Task requirements:
Please write the listing below out again exactly, leaving every picture behind.

──────── Records for processing ────────

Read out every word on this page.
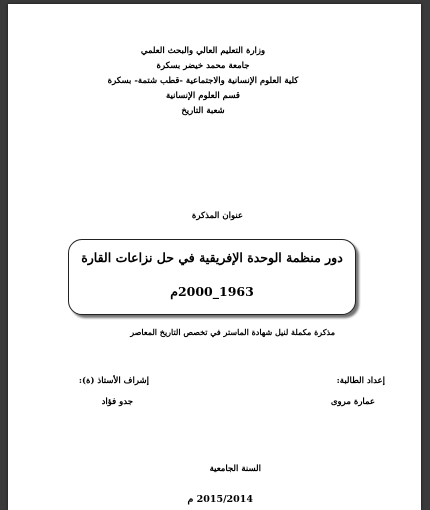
وزارة التعليم العالي والبحث العلمي
جامعة محمد خيضر بسكرة
كلية العلوم الإنسانية والاجتماعية -قطب شتمة- بسكرة
قسم العلوم الإنسانية
شعبة التاريخ
عنوان المذكرة
دور منظمة الوحدة الإفريقية في حل نزاعات القارة
1963_2000م
مذكرة مكملة لنيل شهادة الماستر في تخصص التاريخ المعاصر
إعداد الطالبة:
عمارة مروى
إشراف الأستاذ (ة):
جدو فؤاد
السنة الجامعية
2015/2014 م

────────

Final answer:
Read out every word on this page.
وزارة التعليم العالي والبحث العلمي
جامعة محمد خيضر بسكرة
كلية العلوم الإنسانية والاجتماعية -قطب شتمة- بسكرة
قسم العلوم الإنسانية
شعبة التاريخ
عنوان المذكرة
دور منظمة الوحدة الإفريقية في حل نزاعات القارة
1963_2000م
مذكرة مكملة لنيل شهادة الماستر في تخصص التاريخ المعاصر
إعداد الطالبة:
عمارة مروى
إشراف الأستاذ (ة):
جدو فؤاد
السنة الجامعية
2015/2014 م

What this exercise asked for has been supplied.